** TEXTE FOURNI **
"""
LES JOURNÉES DE LA CULTURE, LA MINISTRE
ET LES NOUVEAUX CHICHES
 
par Gilles Guénette
 
 
          La cinquième édition des Journées de la culture avait lieu fin septembre à travers la province. Sur le site officiel de l'événement on parle déjà d'un « immense succès des Journées de la culture partout au Québec » même s'il est « trop tôt pour annoncer un chiffre final ».
 
          Encore une fois cette année, des Québécois auront visité les coulisses d'un théâtre à Montréal, investi le studio d'un artiste à Hull, participé à un atelier de body painting à Matane... On serait tenté de croire qu'ils auront été moins nombreux que par le passé à se déplacer, en raison des événements du 11 septembre, mais peut-être que le fait de remplacer le porte-parole officiel par un chimpanzé dans les publicités des Journées aura eu un effet compensatoire... 
  
          Toujours est-il qu'à voir les quelques dizaines de personnes attroupées devant le Théâtre Prospero, rue Ontario, on doute que le milieu culturel soit en train de se développer d'importants nouveaux publics! Guide officiel en main et look vaguement « Plateau », tout ce beau monde est visiblement déjà converti. 
  
          Et si les gens ne se bousculent pas aux portes des activités, les médias non plus – sans doute est-ce parce que peu d'entre eux en sont les commanditaires! Dans La Presse, un petit exercice de style attire l'attention. « Que feriez-vous si vous étiez ministre de la Culture? » demande la journaliste Stéphanie Bérubé à sept artistes qui ont bien voulu se prêter au jeu(1). 
  
          La comédienne Markita Boies ferait « inscrire sur le cinquième des murs de tous les édifices gouvernementaux, autant à l'intérieur qu'à l'extérieur, des poèmes de poètes québécois. Ensuite, [sa mission] serait de trouver de l'argent pour que tous les employeurs, et les employés, avant leur heure de lunch, fassent une demi-heure d'activités artistiques et culturelles. De la danse, du tissage, du psychodrame, de la musique... » N'en jetez plus, la cour est pleine!
"""
** DONNÉES DISPONIBLES **
"""
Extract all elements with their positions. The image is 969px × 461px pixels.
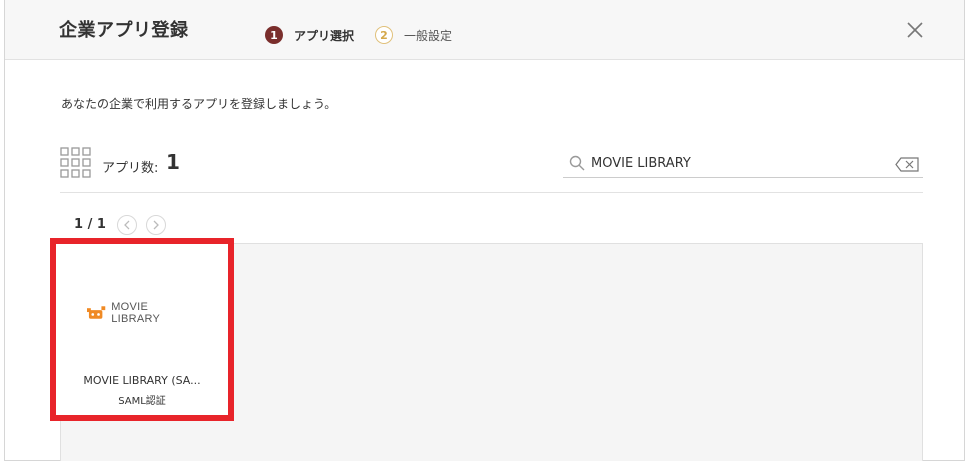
"""
** CONSIGNES **
**A)** Résumez en deux phrases le texte sur les Journées de la culture.
**B)** Poursuivez la rédaction du texte sur les Journées de la culture à la suite de sa dernière phrase.

** RÉPONSES À L'EXERCICE **
**A)** La cinquième édition des Journées de la culture a eu lieu fin septembre au Québec, et son site officiel parle déjà d'un immense succès, mais l'auteur doute que le milieu culturel gagne d'importants nouveaux publics en voyant les quelques dizaines de personnes déjà converties attroupées devant le Théâtre Prospero. Il note aussi que les médias ne se bousculent pas et cite un exercice de La Presse où la journaliste Stéphanie Bérubé demande à sept artistes ce qu'ils feraient s'ils étaient ministre de la Culture, la comédienne Markita Boies proposant notamment des poèmes québécois sur les murs des édifices gouvernementaux et une demi-heure d'activités artistiques pour les employeurs et employés avant le lunch.

**B)**
  
          René-Richard Cyr, le directeur du Théâtre d'aujourd'hui à Montréal, est un peu plus pragmatique: « Est-ce que je peux donner une réponse vaguement intéressée? » demande-t-il. Bien sûr. « Alors je ferais du Théâtre d'aujourd'hui le théâtre national du Québec parce que c'est le seul théâtre voué à la création québécoise. Plus besoin de courir après les subventions... » C'est ce qu'on appelle « savoir où sont ses intérêts ». 
  
          Pour le jeune cinéaste Ricardo Trogi, « la première chose que je ferais si j'étais ministre de la Culture, ce serait de céder mon poste. [...] Parce que je n'ai pas la culture générale pour ce poste. » Puis, commentant les nominations ministérielles actuelles, « Je trouve ça étrange de voir qu'on nomme des ministres de la Culture qui n'ont pas nécessairement les compétences essentielles pour le poste. » Et vlan! 
  
          Trogi réfère-t-il à l'actuelle ministre de la Culture, Diane « c'est une bonne piste de réflexion » Lemieux? La fille de garagiste, comme elle se plaît à le répéter, n'aurait-elle pas les « compétences essentielles » pour le poste? Si elle ne les possède pas, elle a le don en tout cas de s'exprimer... dans une langue de bois des plus maîtrisées. 
  
          À l'occasion des Journées, dans une entrevue publiée dans un cahier spécial du Devoir, elle y est allée d'une de ces remises en question politico-culturelles dont sont si friands les politiciens(2). Quoi de mieux, pour donner une impression d'action, que de remettre en question des acquis (pas trop tout de même!), de brasser de la paperasse, d'étudier la situation... 
  
     « Les Québécois sont devenus chiches avec le temps. À force d'avoir tout gratuit dans le bec, ils en sont venus à ne plus vouloir débourser un sous pour la culture. "Si c'est québécois, c'est gratis!" qu'ils se disent. »
 
          Cinq ans après la première édition des Journées de la culture, Diane Lemieux, pour qui voir un sculpteur à l'oeuvre ou une troupe de danse en répétition a « quelque chose de magique », estime que le temps est venu d'évaluer les résultats obtenus – question « d'affiner le concept pour le rendre encore plus approprié ». Et pourquoi s'arrêter ici? Revoyons l'ensemble de la politique culturelle un coup parti!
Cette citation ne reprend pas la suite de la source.